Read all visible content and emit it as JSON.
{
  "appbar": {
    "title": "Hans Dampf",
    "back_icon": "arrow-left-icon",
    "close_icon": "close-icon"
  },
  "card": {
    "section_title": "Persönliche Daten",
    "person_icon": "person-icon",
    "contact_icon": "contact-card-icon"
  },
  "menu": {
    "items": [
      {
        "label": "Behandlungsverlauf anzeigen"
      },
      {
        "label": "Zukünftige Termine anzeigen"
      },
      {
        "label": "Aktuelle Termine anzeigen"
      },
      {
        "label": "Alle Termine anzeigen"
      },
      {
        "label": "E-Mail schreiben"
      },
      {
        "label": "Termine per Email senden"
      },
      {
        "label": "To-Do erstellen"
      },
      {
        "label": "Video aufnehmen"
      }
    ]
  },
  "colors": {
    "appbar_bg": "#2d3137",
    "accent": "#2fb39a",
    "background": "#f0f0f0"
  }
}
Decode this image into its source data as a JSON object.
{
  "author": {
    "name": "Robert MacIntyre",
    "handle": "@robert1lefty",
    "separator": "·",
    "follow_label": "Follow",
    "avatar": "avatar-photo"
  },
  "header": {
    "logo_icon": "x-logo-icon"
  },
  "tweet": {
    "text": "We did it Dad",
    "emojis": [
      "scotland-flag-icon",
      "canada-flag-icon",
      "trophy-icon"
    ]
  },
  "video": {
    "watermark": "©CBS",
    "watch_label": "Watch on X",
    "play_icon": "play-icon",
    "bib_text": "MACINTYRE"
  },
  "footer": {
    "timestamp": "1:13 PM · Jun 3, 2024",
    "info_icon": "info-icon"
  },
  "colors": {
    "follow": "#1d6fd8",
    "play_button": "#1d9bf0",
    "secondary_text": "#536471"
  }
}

--

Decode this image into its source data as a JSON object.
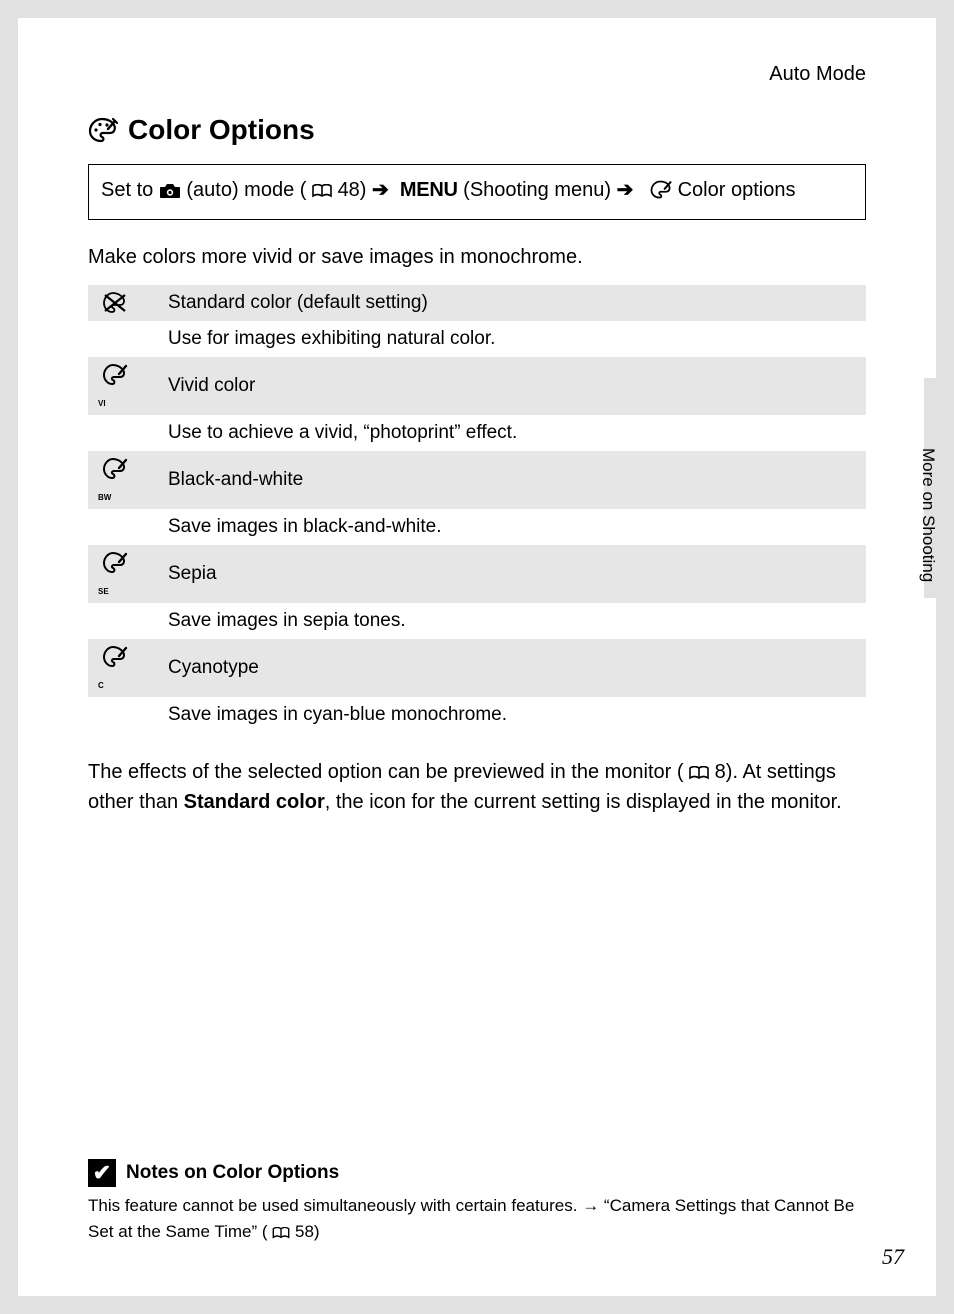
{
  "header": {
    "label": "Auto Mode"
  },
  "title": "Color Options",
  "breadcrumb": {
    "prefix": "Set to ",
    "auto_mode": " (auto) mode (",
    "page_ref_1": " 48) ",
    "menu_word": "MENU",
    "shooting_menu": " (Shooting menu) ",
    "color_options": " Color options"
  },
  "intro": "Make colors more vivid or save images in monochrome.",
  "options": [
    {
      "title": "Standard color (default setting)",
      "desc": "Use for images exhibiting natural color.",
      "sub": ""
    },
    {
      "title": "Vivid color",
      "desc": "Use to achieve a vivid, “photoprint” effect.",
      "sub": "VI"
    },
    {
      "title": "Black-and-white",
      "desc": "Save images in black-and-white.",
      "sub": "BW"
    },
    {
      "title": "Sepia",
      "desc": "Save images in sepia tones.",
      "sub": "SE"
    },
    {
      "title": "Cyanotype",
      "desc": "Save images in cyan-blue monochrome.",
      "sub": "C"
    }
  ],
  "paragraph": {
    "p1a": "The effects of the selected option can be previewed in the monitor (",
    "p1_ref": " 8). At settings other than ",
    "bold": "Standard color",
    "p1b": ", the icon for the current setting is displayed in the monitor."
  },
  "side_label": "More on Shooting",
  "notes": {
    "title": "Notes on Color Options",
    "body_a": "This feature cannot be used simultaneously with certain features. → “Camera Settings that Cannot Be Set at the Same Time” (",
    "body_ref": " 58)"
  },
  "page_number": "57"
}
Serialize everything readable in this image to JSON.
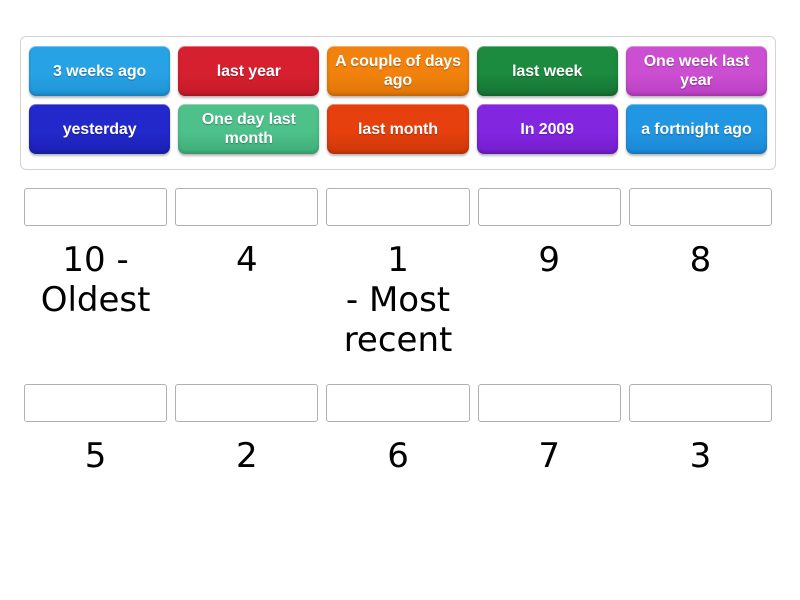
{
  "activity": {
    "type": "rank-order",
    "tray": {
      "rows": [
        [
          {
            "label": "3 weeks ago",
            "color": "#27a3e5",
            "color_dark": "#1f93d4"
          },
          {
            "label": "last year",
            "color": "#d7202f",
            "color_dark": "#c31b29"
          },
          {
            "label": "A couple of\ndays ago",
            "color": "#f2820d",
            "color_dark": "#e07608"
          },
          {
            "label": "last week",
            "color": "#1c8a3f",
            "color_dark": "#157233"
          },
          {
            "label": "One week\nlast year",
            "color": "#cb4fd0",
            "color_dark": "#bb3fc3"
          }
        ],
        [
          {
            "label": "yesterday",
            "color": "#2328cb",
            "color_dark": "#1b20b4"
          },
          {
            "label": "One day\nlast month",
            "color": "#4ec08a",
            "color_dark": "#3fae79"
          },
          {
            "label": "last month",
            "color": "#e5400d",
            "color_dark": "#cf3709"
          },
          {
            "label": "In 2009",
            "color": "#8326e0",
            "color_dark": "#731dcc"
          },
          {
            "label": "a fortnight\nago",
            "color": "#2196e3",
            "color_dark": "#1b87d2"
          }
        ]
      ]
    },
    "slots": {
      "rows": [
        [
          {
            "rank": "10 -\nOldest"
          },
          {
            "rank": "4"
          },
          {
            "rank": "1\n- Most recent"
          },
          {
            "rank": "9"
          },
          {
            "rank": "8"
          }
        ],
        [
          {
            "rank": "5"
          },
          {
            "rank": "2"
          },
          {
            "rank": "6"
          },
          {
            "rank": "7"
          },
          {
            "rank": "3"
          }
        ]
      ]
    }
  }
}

--

◆ YOUR GOAL
Which lines include the word "white"? Copy every one of them.

◆ THE OUTPUT
      "title": "Black-and-white",
      "desc": "Save images in black-and-white.",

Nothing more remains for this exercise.